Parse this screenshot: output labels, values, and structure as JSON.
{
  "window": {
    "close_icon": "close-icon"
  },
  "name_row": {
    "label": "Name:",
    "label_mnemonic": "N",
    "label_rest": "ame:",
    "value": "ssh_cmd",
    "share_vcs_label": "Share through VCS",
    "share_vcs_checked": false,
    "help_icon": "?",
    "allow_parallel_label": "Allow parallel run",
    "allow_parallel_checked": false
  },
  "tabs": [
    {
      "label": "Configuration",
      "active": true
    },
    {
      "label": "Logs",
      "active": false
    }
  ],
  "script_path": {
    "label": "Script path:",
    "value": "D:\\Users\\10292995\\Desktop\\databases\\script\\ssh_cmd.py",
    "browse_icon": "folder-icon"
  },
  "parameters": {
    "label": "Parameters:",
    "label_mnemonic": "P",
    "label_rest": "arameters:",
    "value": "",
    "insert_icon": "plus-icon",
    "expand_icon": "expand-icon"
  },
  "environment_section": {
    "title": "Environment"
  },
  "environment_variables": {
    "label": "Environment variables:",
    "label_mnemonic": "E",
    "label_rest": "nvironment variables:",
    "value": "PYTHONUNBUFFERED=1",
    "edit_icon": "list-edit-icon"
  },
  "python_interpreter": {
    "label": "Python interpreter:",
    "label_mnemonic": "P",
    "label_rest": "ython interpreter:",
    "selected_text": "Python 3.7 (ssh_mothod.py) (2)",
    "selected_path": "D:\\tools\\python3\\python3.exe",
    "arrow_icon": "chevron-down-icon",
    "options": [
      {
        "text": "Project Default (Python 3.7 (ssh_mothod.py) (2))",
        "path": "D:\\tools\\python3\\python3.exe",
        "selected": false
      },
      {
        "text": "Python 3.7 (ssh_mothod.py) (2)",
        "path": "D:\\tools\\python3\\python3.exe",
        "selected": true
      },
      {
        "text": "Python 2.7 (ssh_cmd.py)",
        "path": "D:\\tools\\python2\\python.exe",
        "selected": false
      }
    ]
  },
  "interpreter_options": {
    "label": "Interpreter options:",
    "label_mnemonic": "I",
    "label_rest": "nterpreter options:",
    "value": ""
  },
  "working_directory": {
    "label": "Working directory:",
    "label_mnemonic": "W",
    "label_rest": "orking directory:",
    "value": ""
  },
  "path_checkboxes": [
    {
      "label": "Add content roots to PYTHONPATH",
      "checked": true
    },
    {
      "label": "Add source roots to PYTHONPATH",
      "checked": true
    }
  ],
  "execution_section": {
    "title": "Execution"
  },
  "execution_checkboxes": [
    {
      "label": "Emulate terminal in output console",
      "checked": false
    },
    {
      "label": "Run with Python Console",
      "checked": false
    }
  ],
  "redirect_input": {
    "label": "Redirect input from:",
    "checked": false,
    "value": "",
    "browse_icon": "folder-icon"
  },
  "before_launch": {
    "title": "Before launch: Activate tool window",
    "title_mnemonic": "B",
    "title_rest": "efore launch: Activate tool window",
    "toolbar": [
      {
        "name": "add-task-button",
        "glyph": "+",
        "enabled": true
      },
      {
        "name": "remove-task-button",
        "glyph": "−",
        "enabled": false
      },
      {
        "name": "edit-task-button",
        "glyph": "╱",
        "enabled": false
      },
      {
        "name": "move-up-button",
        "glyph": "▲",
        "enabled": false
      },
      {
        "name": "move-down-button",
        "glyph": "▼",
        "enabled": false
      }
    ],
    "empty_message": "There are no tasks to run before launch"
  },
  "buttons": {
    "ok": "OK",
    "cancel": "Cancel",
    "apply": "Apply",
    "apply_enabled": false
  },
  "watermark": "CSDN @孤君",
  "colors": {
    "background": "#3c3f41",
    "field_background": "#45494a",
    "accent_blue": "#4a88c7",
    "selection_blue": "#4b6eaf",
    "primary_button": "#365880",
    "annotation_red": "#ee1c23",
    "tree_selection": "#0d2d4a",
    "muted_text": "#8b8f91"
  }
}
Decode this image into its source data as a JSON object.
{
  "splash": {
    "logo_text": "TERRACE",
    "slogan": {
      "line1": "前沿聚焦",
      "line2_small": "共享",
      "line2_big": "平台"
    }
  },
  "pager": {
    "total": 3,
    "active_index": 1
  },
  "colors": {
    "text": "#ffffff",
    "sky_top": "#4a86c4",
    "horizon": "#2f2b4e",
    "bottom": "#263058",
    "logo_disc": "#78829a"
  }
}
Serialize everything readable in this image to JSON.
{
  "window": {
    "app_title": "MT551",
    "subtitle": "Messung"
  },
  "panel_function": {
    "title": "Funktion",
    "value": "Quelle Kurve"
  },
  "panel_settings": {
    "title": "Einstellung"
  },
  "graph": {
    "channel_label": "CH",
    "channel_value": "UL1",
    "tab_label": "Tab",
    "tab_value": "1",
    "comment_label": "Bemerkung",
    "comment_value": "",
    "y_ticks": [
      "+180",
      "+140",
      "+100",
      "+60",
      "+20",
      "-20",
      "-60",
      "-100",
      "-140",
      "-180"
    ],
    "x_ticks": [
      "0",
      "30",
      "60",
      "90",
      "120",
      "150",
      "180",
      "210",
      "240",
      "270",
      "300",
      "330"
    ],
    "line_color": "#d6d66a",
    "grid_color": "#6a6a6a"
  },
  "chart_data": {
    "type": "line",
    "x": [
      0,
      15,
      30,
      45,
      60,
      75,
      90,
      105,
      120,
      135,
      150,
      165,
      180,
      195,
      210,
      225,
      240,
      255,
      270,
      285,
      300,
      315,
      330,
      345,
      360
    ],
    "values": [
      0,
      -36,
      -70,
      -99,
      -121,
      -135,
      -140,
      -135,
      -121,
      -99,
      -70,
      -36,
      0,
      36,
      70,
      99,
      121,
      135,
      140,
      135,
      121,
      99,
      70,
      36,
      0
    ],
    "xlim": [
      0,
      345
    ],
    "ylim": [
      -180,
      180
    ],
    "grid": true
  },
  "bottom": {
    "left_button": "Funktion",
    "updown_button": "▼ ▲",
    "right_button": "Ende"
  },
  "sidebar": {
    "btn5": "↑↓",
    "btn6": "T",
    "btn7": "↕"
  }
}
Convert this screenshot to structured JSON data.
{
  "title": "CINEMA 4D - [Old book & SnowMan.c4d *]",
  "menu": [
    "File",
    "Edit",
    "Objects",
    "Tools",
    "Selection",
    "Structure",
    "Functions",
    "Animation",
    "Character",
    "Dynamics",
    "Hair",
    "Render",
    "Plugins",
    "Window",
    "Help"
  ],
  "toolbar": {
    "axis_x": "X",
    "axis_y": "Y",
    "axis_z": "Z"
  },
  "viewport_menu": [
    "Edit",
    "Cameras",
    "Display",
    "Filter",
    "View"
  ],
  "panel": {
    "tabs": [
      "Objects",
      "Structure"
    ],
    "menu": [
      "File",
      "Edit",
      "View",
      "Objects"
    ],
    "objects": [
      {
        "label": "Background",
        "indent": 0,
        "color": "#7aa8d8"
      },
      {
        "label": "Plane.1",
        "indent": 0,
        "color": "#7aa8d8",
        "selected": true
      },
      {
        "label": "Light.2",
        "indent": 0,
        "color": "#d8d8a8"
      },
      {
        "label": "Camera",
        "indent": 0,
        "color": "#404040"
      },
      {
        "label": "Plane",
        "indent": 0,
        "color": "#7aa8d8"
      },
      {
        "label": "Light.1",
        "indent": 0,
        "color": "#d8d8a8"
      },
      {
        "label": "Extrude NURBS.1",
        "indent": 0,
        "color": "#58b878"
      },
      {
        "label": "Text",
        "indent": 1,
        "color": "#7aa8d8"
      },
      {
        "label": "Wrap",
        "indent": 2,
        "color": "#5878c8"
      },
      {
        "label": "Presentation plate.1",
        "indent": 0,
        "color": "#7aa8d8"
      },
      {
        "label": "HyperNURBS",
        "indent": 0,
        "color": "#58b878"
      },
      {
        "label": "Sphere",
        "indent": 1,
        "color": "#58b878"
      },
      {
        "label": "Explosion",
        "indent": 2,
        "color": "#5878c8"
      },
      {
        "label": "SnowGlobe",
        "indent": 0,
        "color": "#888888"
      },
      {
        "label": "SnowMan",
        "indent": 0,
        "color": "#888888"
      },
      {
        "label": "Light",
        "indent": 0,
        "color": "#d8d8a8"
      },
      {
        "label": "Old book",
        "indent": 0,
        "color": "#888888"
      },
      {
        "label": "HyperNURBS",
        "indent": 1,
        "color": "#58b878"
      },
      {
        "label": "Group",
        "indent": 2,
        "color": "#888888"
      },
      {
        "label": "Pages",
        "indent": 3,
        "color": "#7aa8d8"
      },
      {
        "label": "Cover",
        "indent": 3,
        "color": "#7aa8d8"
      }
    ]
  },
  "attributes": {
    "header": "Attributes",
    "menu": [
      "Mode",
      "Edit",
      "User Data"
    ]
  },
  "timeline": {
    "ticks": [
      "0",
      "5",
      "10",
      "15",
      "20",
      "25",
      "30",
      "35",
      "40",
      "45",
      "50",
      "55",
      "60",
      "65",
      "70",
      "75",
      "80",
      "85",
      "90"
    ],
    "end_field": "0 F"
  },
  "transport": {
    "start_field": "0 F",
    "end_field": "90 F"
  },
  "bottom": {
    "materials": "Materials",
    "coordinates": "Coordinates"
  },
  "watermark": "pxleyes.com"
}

### THE TASK:
For each line of the entries that includes "book", show that line.

### RESULT OF THIS EXERCISE:
  "title": "CINEMA 4D - [Old book & SnowMan.c4d *]",
        "label": "Old book",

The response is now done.